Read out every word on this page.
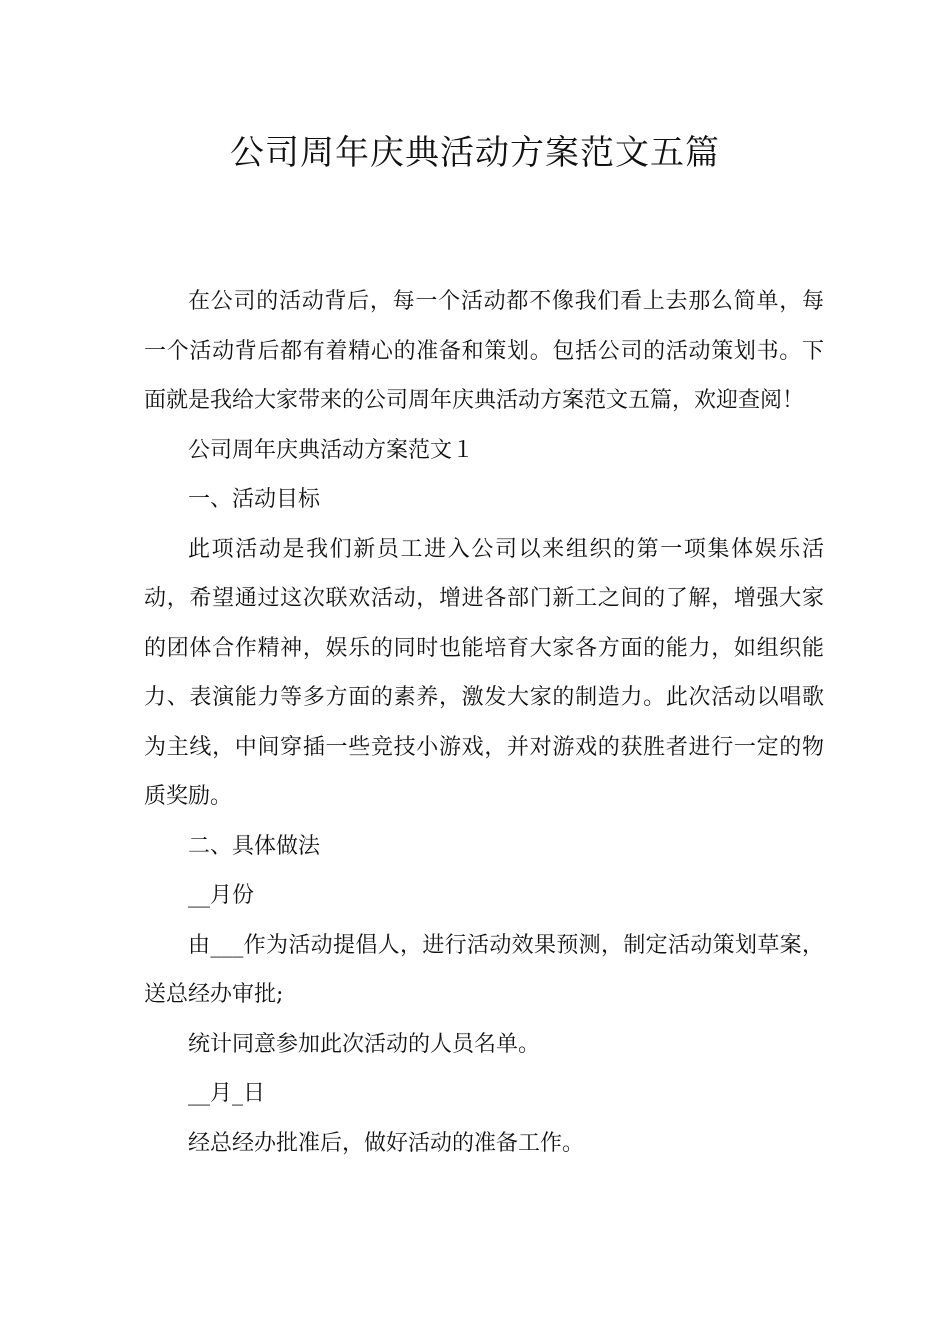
公司周年庆典活动方案范文五篇

在公司的活动背后，每一个活动都不像我们看上去那么简单，每一个活动背后都有着精心的准备和策划。包括公司的活动策划书。下面就是我给大家带来的公司周年庆典活动方案范文五篇，欢迎查阅！

公司周年庆典活动方案范文１

一、活动目标

此项活动是我们新员工进入公司以来组织的第一项集体娱乐活动，希望通过这次联欢活动，增进各部门新工之间的了解，增强大家的团体合作精神，娱乐的同时也能培育大家各方面的能力，如组织能力、表演能力等多方面的素养，激发大家的制造力。此次活动以唱歌为主线，中间穿插一些竞技小游戏，并对游戏的获胜者进行一定的物质奖励。

二、具体做法

__月份

由___作为活动提倡人，进行活动效果预测，制定活动策划草案，送总经办审批;

统计同意参加此次活动的人员名单。

__月_日

经总经办批准后，做好活动的准备工作。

Problem to work on:
In your copy of the records, include no pictures; repeat everything else exactly.

Exercise answer:
Read out every word on this page.
公司周年庆典活动方案范文五篇

在公司的活动背后，每一个活动都不像我们看上去那么简单，每一个活动背后都有着精心的准备和策划。包括公司的活动策划书。下面就是我给大家带来的公司周年庆典活动方案范文五篇，欢迎查阅！

公司周年庆典活动方案范文１

一、活动目标

此项活动是我们新员工进入公司以来组织的第一项集体娱乐活动，希望通过这次联欢活动，增进各部门新工之间的了解，增强大家的团体合作精神，娱乐的同时也能培育大家各方面的能力，如组织能力、表演能力等多方面的素养，激发大家的制造力。此次活动以唱歌为主线，中间穿插一些竞技小游戏，并对游戏的获胜者进行一定的物质奖励。

二、具体做法

__月份

由___作为活动提倡人，进行活动效果预测，制定活动策划草案，送总经办审批;

统计同意参加此次活动的人员名单。

__月_日

经总经办批准后，做好活动的准备工作。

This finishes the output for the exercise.